• [Work to complete]:
Exclude the pictures and retype the entries as written.

[Stored data entries]
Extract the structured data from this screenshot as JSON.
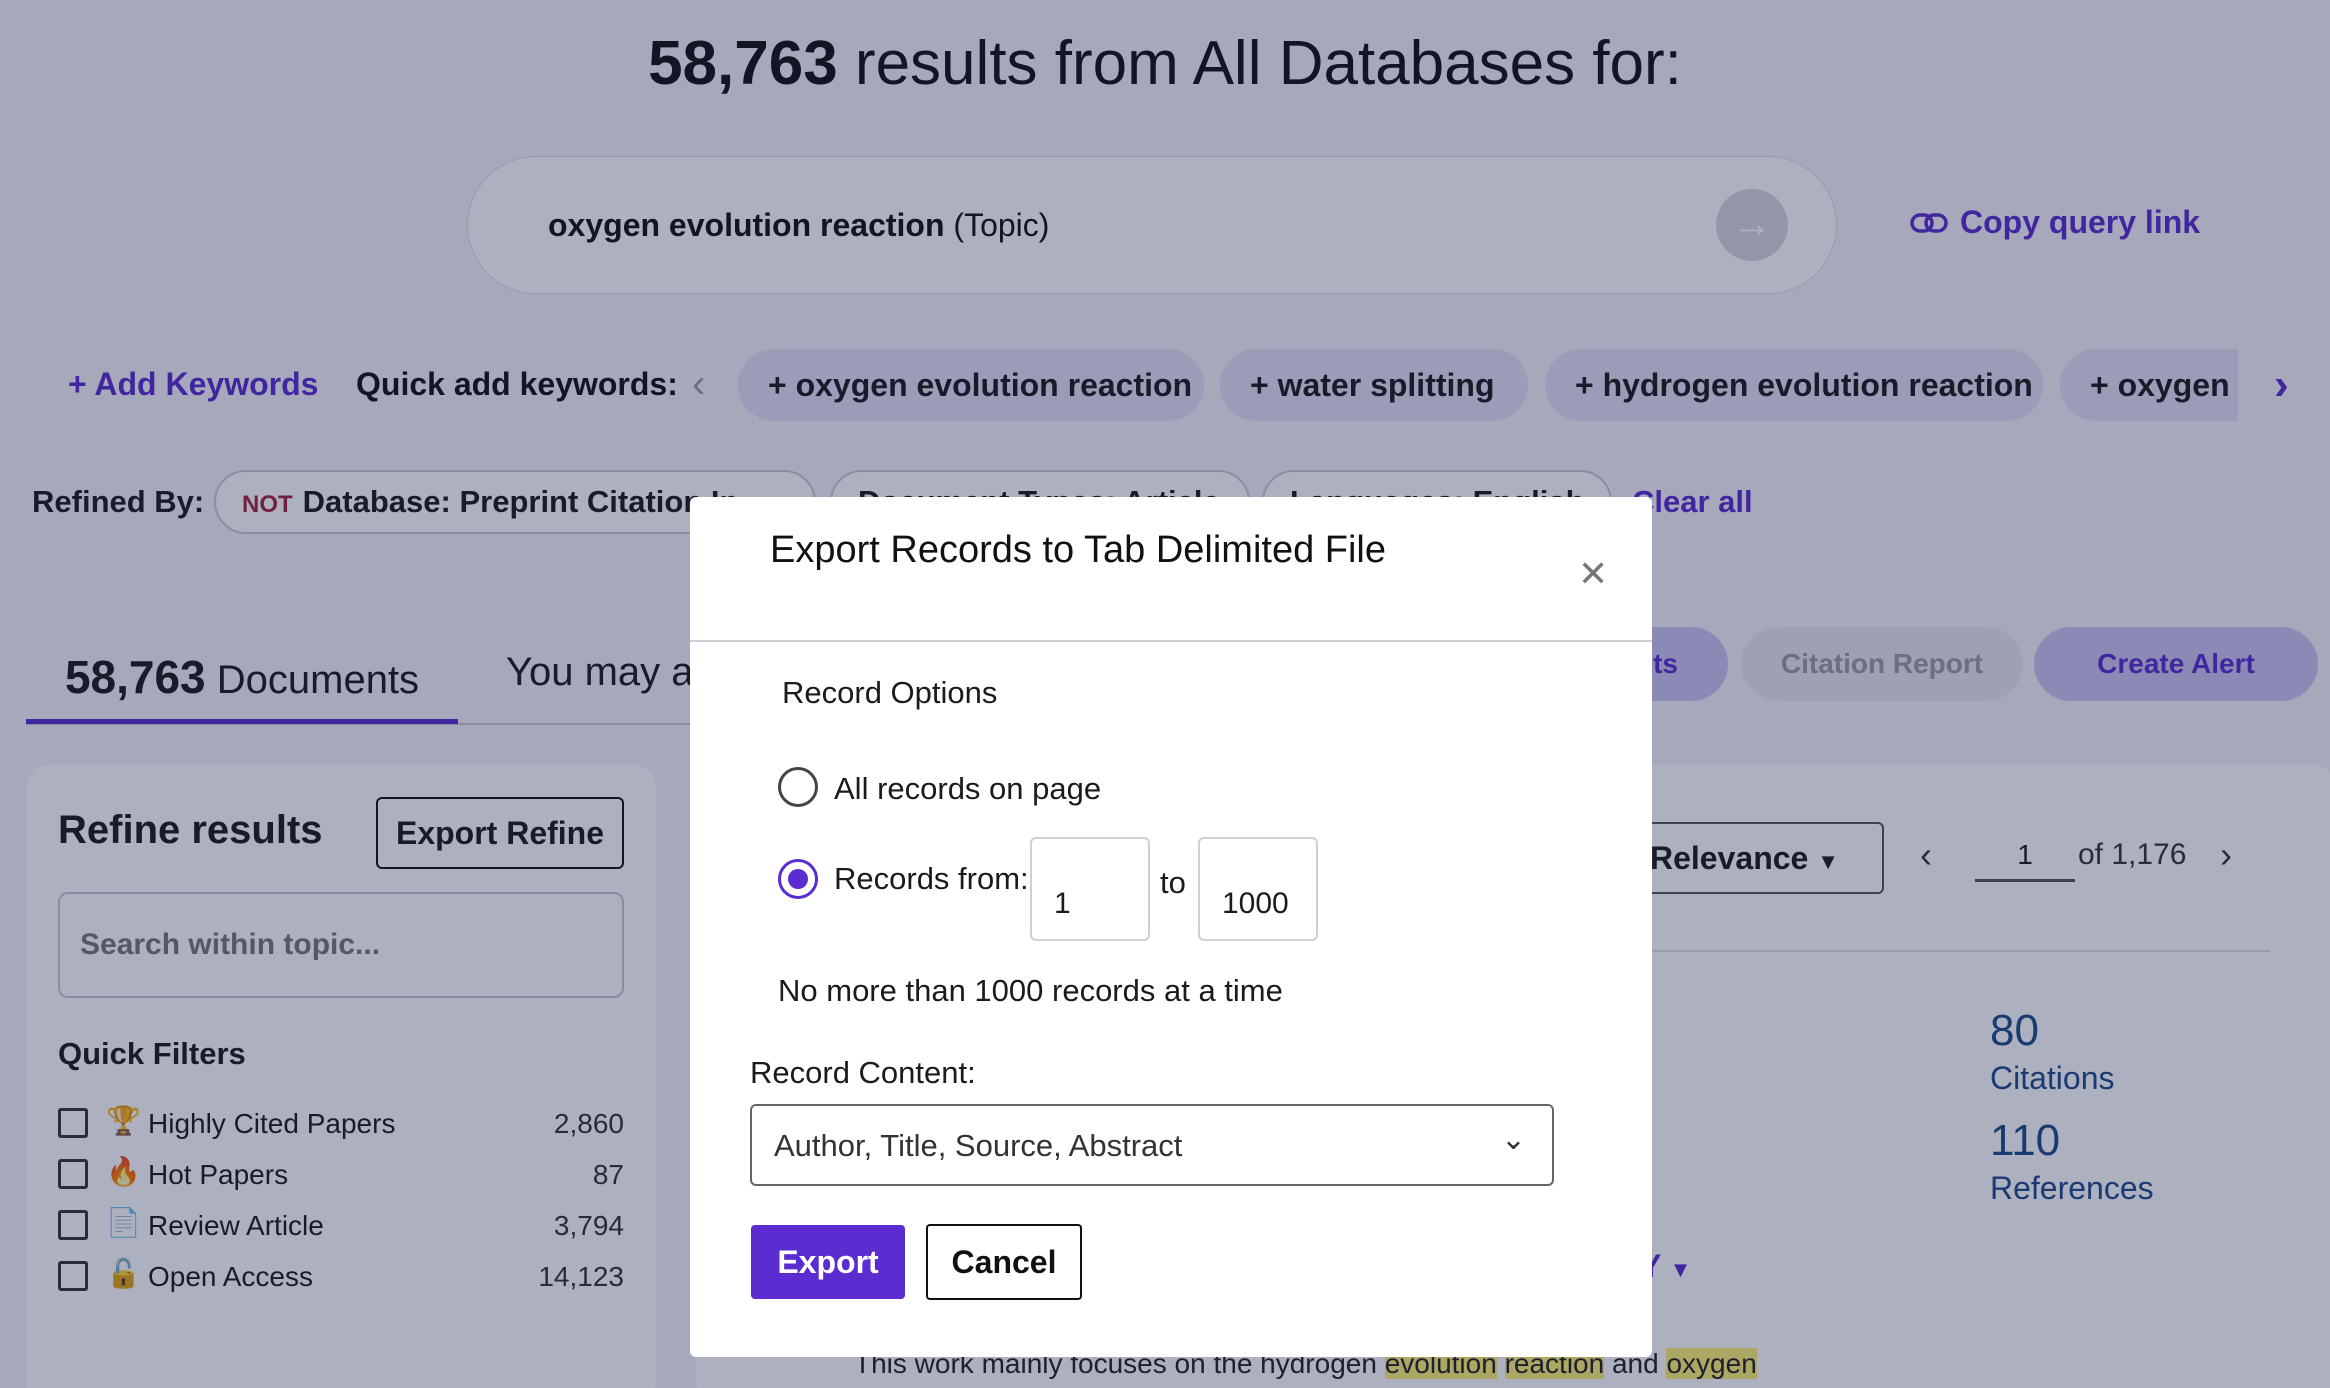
{
  "header": {
    "count": "58,763",
    "title_rest": " results from All Databases for:"
  },
  "search": {
    "query": "oxygen evolution reaction",
    "field": " (Topic)",
    "go_icon": "arrow-right-icon"
  },
  "copy_link": {
    "label": "Copy query link",
    "icon": "link-icon"
  },
  "keywords": {
    "add_label": "Add Keywords",
    "quick_label": "Quick add keywords:",
    "chips": [
      "oxygen evolution reaction",
      "water splitting",
      "hydrogen evolution reaction",
      "oxygen"
    ]
  },
  "refined": {
    "label": "Refined By:",
    "chips": [
      {
        "not": "NOT",
        "text": "Database: Preprint Citation In"
      },
      {
        "not": "",
        "text": "Document Types: Article"
      },
      {
        "not": "",
        "text": "Languages: English"
      }
    ],
    "clear_all": "Clear all"
  },
  "tabs": {
    "docs_count": "58,763",
    "docs_label": " Documents",
    "maybe_label": "You may als"
  },
  "actions": {
    "analyze": "lts",
    "citation_report": "Citation Report",
    "create_alert": "Create Alert"
  },
  "refine": {
    "title": "Refine results",
    "export_label": "Export Refine",
    "search_placeholder": "Search within topic...",
    "quick_filters_title": "Quick Filters",
    "filters": [
      {
        "label": "Highly Cited Papers",
        "count": "2,860",
        "icon": "trophy-icon"
      },
      {
        "label": "Hot Papers",
        "count": "87",
        "icon": "flame-icon"
      },
      {
        "label": "Review Article",
        "count": "3,794",
        "icon": "document-icon"
      },
      {
        "label": "Open Access",
        "count": "14,123",
        "icon": "lock-open-icon"
      }
    ]
  },
  "results": {
    "sort_label": "Relevance",
    "page_current": "1",
    "page_of": "of 1,176",
    "citations_num": "80",
    "citations_label": "Citations",
    "references_num": "110",
    "references_label": "References",
    "cy_label": "Y",
    "snippet_pre": "This work mainly focuses on the hydrogen ",
    "snippet_hl1": "evolution",
    "snippet_hl2": "reaction",
    "snippet_mid": " and ",
    "snippet_hl3": "oxygen"
  },
  "modal": {
    "title": "Export Records to Tab Delimited File",
    "record_options": "Record Options",
    "all_records": "All records on page",
    "records_from": "Records from:",
    "from_value": "1",
    "to_label": "to",
    "to_value": "1000",
    "limit_note": "No more than 1000 records at a time",
    "content_label": "Record Content:",
    "content_value": "Author, Title, Source, Abstract",
    "export_btn": "Export",
    "cancel_btn": "Cancel"
  },
  "colors": {
    "accent": "#5b2ccf",
    "overlay": "#141c46",
    "metric": "#1e4a8a",
    "not_tag": "#a1243d"
  }
}
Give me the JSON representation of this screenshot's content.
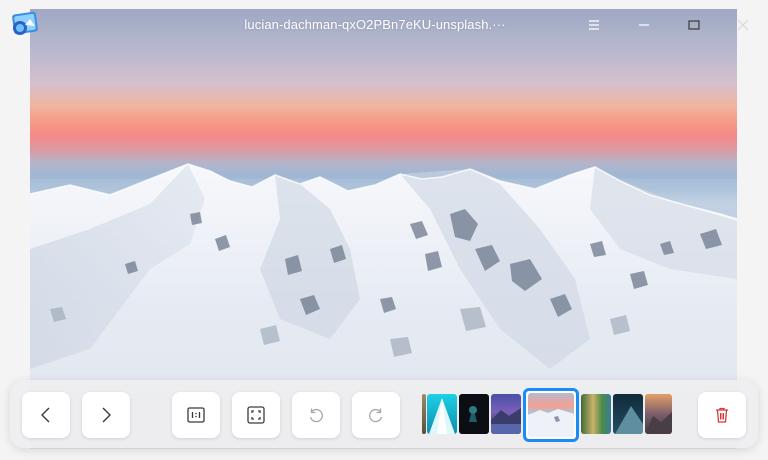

• [Result of this task]:
Extract the structured data from this screenshot as JSON.
{
  "header": {
    "count": "58,763",
    "title_rest": " results from All Databases for:"
  },
  "search": {
    "query": "oxygen evolution reaction",
    "field": " (Topic)",
    "go_icon": "arrow-right-icon"
  },
  "copy_link": {
    "label": "Copy query link",
    "icon": "link-icon"
  },
  "keywords": {
    "add_label": "Add Keywords",
    "quick_label": "Quick add keywords:",
    "chips": [
      "oxygen evolution reaction",
      "water splitting",
      "hydrogen evolution reaction",
      "oxygen"
    ]
  },
  "refined": {
    "label": "Refined By:",
    "chips": [
      {
        "not": "NOT",
        "text": "Database: Preprint Citation In"
      },
      {
        "not": "",
        "text": "Document Types: Article"
      },
      {
        "not": "",
        "text": "Languages: English"
      }
    ],
    "clear_all": "Clear all"
  },
  "tabs": {
    "docs_count": "58,763",
    "docs_label": " Documents",
    "maybe_label": "You may als"
  },
  "actions": {
    "analyze": "lts",
    "citation_report": "Citation Report",
    "create_alert": "Create Alert"
  },
  "refine": {
    "title": "Refine results",
    "export_label": "Export Refine",
    "search_placeholder": "Search within topic...",
    "quick_filters_title": "Quick Filters",
    "filters": [
      {
        "label": "Highly Cited Papers",
        "count": "2,860",
        "icon": "trophy-icon"
      },
      {
        "label": "Hot Papers",
        "count": "87",
        "icon": "flame-icon"
      },
      {
        "label": "Review Article",
        "count": "3,794",
        "icon": "document-icon"
      },
      {
        "label": "Open Access",
        "count": "14,123",
        "icon": "lock-open-icon"
      }
    ]
  },
  "results": {
    "sort_label": "Relevance",
    "page_current": "1",
    "page_of": "of 1,176",
    "citations_num": "80",
    "citations_label": "Citations",
    "references_num": "110",
    "references_label": "References",
    "cy_label": "Y",
    "snippet_pre": "This work mainly focuses on the hydrogen ",
    "snippet_hl1": "evolution",
    "snippet_hl2": "reaction",
    "snippet_mid": " and ",
    "snippet_hl3": "oxygen"
  },
  "modal": {
    "title": "Export Records to Tab Delimited File",
    "record_options": "Record Options",
    "all_records": "All records on page",
    "records_from": "Records from:",
    "from_value": "1",
    "to_label": "to",
    "to_value": "1000",
    "limit_note": "No more than 1000 records at a time",
    "content_label": "Record Content:",
    "content_value": "Author, Title, Source, Abstract",
    "export_btn": "Export",
    "cancel_btn": "Cancel"
  },
  "colors": {
    "accent": "#5b2ccf",
    "overlay": "#141c46",
    "metric": "#1e4a8a",
    "not_tag": "#a1243d"
  }
}
Give me the JSON representation of this screenshot's content.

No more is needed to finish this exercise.